--- BEGIN Supplied material ---

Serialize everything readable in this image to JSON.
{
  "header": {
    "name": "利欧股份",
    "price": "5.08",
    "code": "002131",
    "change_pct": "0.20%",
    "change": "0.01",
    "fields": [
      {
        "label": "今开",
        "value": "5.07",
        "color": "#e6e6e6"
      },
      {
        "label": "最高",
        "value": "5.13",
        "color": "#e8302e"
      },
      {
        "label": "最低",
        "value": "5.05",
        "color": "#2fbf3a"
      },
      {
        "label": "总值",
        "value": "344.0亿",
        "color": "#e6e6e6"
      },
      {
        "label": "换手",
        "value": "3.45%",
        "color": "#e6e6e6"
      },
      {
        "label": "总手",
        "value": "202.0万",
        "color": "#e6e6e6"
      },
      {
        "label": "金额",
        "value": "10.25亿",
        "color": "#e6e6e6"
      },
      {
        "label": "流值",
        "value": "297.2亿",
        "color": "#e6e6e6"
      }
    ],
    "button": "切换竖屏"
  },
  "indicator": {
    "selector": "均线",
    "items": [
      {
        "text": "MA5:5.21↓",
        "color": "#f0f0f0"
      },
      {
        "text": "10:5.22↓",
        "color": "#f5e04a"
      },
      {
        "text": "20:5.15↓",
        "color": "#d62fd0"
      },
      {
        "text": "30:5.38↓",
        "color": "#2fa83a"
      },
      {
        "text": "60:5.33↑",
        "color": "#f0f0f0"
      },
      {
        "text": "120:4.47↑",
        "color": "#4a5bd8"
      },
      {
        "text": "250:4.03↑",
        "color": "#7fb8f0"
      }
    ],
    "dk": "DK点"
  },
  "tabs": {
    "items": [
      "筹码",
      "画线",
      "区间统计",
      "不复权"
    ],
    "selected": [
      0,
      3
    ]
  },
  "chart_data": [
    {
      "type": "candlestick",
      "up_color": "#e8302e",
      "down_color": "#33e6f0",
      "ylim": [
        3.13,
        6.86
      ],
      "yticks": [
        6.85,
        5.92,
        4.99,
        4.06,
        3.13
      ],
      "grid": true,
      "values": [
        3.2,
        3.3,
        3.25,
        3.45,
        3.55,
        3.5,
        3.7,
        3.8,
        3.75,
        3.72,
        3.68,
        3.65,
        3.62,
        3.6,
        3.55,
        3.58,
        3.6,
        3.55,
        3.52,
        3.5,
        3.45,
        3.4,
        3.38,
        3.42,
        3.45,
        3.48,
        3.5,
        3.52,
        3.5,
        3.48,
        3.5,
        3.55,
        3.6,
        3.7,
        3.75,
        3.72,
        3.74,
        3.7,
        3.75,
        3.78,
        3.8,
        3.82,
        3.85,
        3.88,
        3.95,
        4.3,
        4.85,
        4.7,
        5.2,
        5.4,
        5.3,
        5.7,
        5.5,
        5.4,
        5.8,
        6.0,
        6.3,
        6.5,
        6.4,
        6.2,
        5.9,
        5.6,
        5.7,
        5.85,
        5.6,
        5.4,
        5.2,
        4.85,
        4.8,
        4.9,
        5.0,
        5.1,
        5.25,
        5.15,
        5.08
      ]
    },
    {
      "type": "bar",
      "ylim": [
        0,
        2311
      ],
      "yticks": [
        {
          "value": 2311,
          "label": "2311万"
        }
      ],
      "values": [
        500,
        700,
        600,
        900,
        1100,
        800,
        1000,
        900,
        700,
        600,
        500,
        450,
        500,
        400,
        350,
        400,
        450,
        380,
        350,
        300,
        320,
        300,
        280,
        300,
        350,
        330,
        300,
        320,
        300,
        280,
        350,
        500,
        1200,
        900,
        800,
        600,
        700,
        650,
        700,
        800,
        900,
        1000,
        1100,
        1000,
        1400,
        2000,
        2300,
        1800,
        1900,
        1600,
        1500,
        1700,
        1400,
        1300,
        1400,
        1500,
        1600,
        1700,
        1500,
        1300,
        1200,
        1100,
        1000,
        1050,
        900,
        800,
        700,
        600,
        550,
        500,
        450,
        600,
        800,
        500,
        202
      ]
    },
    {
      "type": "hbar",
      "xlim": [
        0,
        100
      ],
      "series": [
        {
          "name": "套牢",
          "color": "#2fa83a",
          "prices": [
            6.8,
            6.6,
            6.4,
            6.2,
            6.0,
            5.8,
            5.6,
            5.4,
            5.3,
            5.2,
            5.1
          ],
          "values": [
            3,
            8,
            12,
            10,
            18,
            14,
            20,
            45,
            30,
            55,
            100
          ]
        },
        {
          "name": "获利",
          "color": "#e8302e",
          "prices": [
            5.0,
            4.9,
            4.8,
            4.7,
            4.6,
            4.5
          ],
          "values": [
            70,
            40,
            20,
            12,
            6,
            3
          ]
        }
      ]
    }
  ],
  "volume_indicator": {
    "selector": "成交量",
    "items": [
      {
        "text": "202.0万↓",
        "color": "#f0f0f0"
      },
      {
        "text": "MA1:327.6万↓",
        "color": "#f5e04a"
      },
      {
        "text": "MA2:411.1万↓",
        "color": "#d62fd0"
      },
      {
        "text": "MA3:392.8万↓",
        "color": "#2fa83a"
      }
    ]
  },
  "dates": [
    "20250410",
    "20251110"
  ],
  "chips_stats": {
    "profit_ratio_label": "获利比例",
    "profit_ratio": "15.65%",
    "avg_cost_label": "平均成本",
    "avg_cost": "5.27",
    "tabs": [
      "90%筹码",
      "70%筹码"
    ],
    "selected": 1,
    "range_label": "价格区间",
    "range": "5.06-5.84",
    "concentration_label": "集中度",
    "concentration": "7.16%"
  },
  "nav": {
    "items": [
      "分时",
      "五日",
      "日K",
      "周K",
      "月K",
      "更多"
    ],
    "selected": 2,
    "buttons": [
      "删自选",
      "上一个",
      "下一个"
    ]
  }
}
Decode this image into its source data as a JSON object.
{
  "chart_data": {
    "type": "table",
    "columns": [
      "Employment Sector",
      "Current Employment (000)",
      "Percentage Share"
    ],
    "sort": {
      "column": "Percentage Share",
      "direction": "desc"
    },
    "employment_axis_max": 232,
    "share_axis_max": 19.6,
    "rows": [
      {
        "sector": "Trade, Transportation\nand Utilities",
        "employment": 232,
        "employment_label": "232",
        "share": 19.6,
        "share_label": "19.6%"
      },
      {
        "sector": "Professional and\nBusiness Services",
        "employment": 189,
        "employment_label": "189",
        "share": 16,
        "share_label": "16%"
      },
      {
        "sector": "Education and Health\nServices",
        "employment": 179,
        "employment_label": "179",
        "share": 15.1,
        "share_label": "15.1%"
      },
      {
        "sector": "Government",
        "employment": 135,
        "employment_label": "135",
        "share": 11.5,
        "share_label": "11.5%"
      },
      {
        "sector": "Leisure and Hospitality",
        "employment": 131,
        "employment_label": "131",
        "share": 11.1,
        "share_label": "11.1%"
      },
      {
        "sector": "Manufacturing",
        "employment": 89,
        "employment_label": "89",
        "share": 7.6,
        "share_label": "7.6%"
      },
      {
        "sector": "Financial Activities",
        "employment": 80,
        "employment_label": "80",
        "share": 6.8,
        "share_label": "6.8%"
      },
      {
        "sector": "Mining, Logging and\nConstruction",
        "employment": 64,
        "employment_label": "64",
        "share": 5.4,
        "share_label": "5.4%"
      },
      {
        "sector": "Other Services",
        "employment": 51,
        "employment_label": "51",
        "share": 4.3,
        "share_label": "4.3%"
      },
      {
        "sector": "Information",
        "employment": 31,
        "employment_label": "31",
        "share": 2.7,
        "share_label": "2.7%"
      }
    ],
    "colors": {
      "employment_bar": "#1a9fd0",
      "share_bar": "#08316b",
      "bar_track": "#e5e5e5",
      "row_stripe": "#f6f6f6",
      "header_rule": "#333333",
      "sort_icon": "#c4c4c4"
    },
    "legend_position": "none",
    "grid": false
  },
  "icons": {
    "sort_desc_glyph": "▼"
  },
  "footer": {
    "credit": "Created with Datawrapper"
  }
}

--- END Supplied material ---

## What you will do
Which lines contain "JSON"? Copy each of them out.

## Expected output
Serialize everything readable in this image to JSON.
Decode this image into its source data as a JSON object.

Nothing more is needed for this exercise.